Work to complete :: Copy out all the records exactly.

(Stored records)
<<<<
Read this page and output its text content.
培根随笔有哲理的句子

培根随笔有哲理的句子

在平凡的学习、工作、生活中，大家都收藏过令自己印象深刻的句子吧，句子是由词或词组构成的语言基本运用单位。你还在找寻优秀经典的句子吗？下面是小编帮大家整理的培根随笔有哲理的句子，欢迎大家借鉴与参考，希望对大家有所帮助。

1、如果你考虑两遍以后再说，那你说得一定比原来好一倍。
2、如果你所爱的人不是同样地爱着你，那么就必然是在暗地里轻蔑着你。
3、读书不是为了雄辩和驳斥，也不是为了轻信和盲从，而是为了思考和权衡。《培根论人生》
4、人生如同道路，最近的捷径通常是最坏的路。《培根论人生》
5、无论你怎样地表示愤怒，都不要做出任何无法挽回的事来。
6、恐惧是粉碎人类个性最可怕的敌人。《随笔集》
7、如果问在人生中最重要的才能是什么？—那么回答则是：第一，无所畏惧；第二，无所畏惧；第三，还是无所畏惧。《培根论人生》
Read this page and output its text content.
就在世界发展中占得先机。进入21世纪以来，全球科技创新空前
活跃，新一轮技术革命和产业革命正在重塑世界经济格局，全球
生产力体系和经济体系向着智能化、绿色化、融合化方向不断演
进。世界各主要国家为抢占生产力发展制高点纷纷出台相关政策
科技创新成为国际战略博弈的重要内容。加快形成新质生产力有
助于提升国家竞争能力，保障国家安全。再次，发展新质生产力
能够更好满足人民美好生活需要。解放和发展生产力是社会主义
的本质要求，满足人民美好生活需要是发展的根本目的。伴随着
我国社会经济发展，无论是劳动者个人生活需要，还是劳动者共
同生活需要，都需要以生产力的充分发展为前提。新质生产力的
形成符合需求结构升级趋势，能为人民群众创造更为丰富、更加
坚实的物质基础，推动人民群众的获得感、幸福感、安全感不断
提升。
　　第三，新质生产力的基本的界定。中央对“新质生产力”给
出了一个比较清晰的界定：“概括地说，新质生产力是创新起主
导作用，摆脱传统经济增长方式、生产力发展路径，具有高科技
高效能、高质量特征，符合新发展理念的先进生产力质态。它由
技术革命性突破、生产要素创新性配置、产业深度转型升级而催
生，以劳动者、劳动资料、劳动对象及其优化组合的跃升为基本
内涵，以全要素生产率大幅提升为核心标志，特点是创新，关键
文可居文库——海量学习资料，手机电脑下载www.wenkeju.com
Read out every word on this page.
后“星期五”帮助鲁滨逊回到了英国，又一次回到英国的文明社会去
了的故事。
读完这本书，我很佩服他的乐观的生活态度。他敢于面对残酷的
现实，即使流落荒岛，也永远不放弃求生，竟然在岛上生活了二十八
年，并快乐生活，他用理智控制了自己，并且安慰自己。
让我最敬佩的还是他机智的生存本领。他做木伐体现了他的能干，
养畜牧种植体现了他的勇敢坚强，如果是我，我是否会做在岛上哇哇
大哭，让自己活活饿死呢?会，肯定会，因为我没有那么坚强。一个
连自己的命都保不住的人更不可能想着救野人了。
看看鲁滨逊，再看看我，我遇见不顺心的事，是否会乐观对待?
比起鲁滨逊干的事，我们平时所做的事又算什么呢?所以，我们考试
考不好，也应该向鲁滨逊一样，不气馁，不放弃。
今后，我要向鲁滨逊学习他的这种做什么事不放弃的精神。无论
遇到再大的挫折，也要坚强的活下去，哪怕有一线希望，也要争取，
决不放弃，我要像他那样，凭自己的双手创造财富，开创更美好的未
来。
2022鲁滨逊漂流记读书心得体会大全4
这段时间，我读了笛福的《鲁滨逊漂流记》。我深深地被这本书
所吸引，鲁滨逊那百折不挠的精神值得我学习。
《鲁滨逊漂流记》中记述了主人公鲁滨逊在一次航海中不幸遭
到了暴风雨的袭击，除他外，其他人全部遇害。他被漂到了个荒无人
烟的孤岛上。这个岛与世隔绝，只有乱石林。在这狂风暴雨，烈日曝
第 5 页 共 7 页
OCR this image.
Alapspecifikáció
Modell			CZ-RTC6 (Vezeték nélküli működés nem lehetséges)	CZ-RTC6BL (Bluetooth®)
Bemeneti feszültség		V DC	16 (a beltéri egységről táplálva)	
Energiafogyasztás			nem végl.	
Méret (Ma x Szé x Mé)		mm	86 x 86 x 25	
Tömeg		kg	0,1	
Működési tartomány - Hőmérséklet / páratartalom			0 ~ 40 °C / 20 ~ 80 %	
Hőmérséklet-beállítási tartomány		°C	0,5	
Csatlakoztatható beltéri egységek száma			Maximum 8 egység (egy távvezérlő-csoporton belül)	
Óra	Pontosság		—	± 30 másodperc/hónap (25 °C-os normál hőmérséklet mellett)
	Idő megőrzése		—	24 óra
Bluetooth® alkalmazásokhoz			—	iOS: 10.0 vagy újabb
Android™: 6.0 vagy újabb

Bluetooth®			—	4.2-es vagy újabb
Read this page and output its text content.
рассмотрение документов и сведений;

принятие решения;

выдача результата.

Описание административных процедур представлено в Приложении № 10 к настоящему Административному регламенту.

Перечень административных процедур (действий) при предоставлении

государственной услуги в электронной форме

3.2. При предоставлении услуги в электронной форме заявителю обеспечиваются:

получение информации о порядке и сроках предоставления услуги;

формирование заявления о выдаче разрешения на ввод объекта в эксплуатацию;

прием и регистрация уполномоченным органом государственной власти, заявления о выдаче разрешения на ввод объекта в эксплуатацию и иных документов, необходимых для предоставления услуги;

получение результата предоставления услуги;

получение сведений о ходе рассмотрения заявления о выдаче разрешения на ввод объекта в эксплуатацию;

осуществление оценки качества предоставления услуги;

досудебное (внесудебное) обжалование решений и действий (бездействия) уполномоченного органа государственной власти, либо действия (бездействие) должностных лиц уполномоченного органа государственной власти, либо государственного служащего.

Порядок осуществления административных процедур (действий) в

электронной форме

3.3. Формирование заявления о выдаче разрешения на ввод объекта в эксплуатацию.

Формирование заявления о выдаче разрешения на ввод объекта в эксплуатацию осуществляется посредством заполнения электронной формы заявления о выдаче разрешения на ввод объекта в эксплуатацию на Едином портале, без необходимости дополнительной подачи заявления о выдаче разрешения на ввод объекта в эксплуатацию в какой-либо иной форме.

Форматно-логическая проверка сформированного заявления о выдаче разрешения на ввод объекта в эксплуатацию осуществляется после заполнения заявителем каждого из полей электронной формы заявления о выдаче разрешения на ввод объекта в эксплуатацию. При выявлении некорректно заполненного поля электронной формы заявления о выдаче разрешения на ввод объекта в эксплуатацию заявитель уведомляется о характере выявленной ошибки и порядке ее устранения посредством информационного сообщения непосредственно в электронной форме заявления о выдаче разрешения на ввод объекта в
>>>>
Response to the task ::
Read this page and output its text content.
培根随笔有哲理的句子

培根随笔有哲理的句子

在平凡的学习、工作、生活中，大家都收藏过令自己印象深刻的句子吧，句子是由词或词组构成的语言基本运用单位。你还在找寻优秀经典的句子吗？下面是小编帮大家整理的培根随笔有哲理的句子，欢迎大家借鉴与参考，希望对大家有所帮助。

1、如果你考虑两遍以后再说，那你说得一定比原来好一倍。
2、如果你所爱的人不是同样地爱着你，那么就必然是在暗地里轻蔑着你。
3、读书不是为了雄辩和驳斥，也不是为了轻信和盲从，而是为了思考和权衡。《培根论人生》
4、人生如同道路，最近的捷径通常是最坏的路。《培根论人生》
5、无论你怎样地表示愤怒，都不要做出任何无法挽回的事来。
6、恐惧是粉碎人类个性最可怕的敌人。《随笔集》
7、如果问在人生中最重要的才能是什么？—那么回答则是：第一，无所畏惧；第二，无所畏惧；第三，还是无所畏惧。《培根论人生》
Read this page and output its text content.
就在世界发展中占得先机。进入21世纪以来，全球科技创新空前
活跃，新一轮技术革命和产业革命正在重塑世界经济格局，全球
生产力体系和经济体系向着智能化、绿色化、融合化方向不断演
进。世界各主要国家为抢占生产力发展制高点纷纷出台相关政策
科技创新成为国际战略博弈的重要内容。加快形成新质生产力有
助于提升国家竞争能力，保障国家安全。再次，发展新质生产力
能够更好满足人民美好生活需要。解放和发展生产力是社会主义
的本质要求，满足人民美好生活需要是发展的根本目的。伴随着
我国社会经济发展，无论是劳动者个人生活需要，还是劳动者共
同生活需要，都需要以生产力的充分发展为前提。新质生产力的
形成符合需求结构升级趋势，能为人民群众创造更为丰富、更加
坚实的物质基础，推动人民群众的获得感、幸福感、安全感不断
提升。
　　第三，新质生产力的基本的界定。中央对“新质生产力”给
出了一个比较清晰的界定：“概括地说，新质生产力是创新起主
导作用，摆脱传统经济增长方式、生产力发展路径，具有高科技
高效能、高质量特征，符合新发展理念的先进生产力质态。它由
技术革命性突破、生产要素创新性配置、产业深度转型升级而催
生，以劳动者、劳动资料、劳动对象及其优化组合的跃升为基本
内涵，以全要素生产率大幅提升为核心标志，特点是创新，关键
文可居文库——海量学习资料，手机电脑下载www.wenkeju.com
Read out every word on this page.
后“星期五”帮助鲁滨逊回到了英国，又一次回到英国的文明社会去
了的故事。
读完这本书，我很佩服他的乐观的生活态度。他敢于面对残酷的
现实，即使流落荒岛，也永远不放弃求生，竟然在岛上生活了二十八
年，并快乐生活，他用理智控制了自己，并且安慰自己。
让我最敬佩的还是他机智的生存本领。他做木伐体现了他的能干，
养畜牧种植体现了他的勇敢坚强，如果是我，我是否会做在岛上哇哇
大哭，让自己活活饿死呢?会，肯定会，因为我没有那么坚强。一个
连自己的命都保不住的人更不可能想着救野人了。
看看鲁滨逊，再看看我，我遇见不顺心的事，是否会乐观对待?
比起鲁滨逊干的事，我们平时所做的事又算什么呢?所以，我们考试
考不好，也应该向鲁滨逊一样，不气馁，不放弃。
今后，我要向鲁滨逊学习他的这种做什么事不放弃的精神。无论
遇到再大的挫折，也要坚强的活下去，哪怕有一线希望，也要争取，
决不放弃，我要像他那样，凭自己的双手创造财富，开创更美好的未
来。
2022鲁滨逊漂流记读书心得体会大全4
这段时间，我读了笛福的《鲁滨逊漂流记》。我深深地被这本书
所吸引，鲁滨逊那百折不挠的精神值得我学习。
《鲁滨逊漂流记》中记述了主人公鲁滨逊在一次航海中不幸遭
到了暴风雨的袭击，除他外，其他人全部遇害。他被漂到了个荒无人
烟的孤岛上。这个岛与世隔绝，只有乱石林。在这狂风暴雨，烈日曝
第 5 页 共 7 页
OCR this image.
Alapspecifikáció
Modell			CZ-RTC6 (Vezeték nélküli működés nem lehetséges)	CZ-RTC6BL (Bluetooth®)
Bemeneti feszültség		V DC	16 (a beltéri egységről táplálva)	
Energiafogyasztás			nem végl.	
Méret (Ma x Szé x Mé)		mm	86 x 86 x 25	
Tömeg		kg	0,1	
Működési tartomány - Hőmérséklet / páratartalom			0 ~ 40 °C / 20 ~ 80 %	
Hőmérséklet-beállítási tartomány		°C	0,5	
Csatlakoztatható beltéri egységek száma			Maximum 8 egység (egy távvezérlő-csoporton belül)	
Óra	Pontosság		—	± 30 másodperc/hónap (25 °C-os normál hőmérséklet mellett)
	Idő megőrzése		—	24 óra
Bluetooth® alkalmazásokhoz			—	iOS: 10.0 vagy újabb
Android™: 6.0 vagy újabb

Bluetooth®			—	4.2-es vagy újabb
Read this page and output its text content.
рассмотрение документов и сведений;

принятие решения;

выдача результата.

Описание административных процедур представлено в Приложении № 10 к настоящему Административному регламенту.

Перечень административных процедур (действий) при предоставлении

государственной услуги в электронной форме

3.2. При предоставлении услуги в электронной форме заявителю обеспечиваются:

получение информации о порядке и сроках предоставления услуги;

формирование заявления о выдаче разрешения на ввод объекта в эксплуатацию;

прием и регистрация уполномоченным органом государственной власти, заявления о выдаче разрешения на ввод объекта в эксплуатацию и иных документов, необходимых для предоставления услуги;

получение результата предоставления услуги;

получение сведений о ходе рассмотрения заявления о выдаче разрешения на ввод объекта в эксплуатацию;

осуществление оценки качества предоставления услуги;

досудебное (внесудебное) обжалование решений и действий (бездействия) уполномоченного органа государственной власти, либо действия (бездействие) должностных лиц уполномоченного органа государственной власти, либо государственного служащего.

Порядок осуществления административных процедур (действий) в

электронной форме

3.3. Формирование заявления о выдаче разрешения на ввод объекта в эксплуатацию.

Формирование заявления о выдаче разрешения на ввод объекта в эксплуатацию осуществляется посредством заполнения электронной формы заявления о выдаче разрешения на ввод объекта в эксплуатацию на Едином портале, без необходимости дополнительной подачи заявления о выдаче разрешения на ввод объекта в эксплуатацию в какой-либо иной форме.

Форматно-логическая проверка сформированного заявления о выдаче разрешения на ввод объекта в эксплуатацию осуществляется после заполнения заявителем каждого из полей электронной формы заявления о выдаче разрешения на ввод объекта в эксплуатацию. При выявлении некорректно заполненного поля электронной формы заявления о выдаче разрешения на ввод объекта в эксплуатацию заявитель уведомляется о характере выявленной ошибки и порядке ее устранения посредством информационного сообщения непосредственно в электронной форме заявления о выдаче разрешения на ввод объекта в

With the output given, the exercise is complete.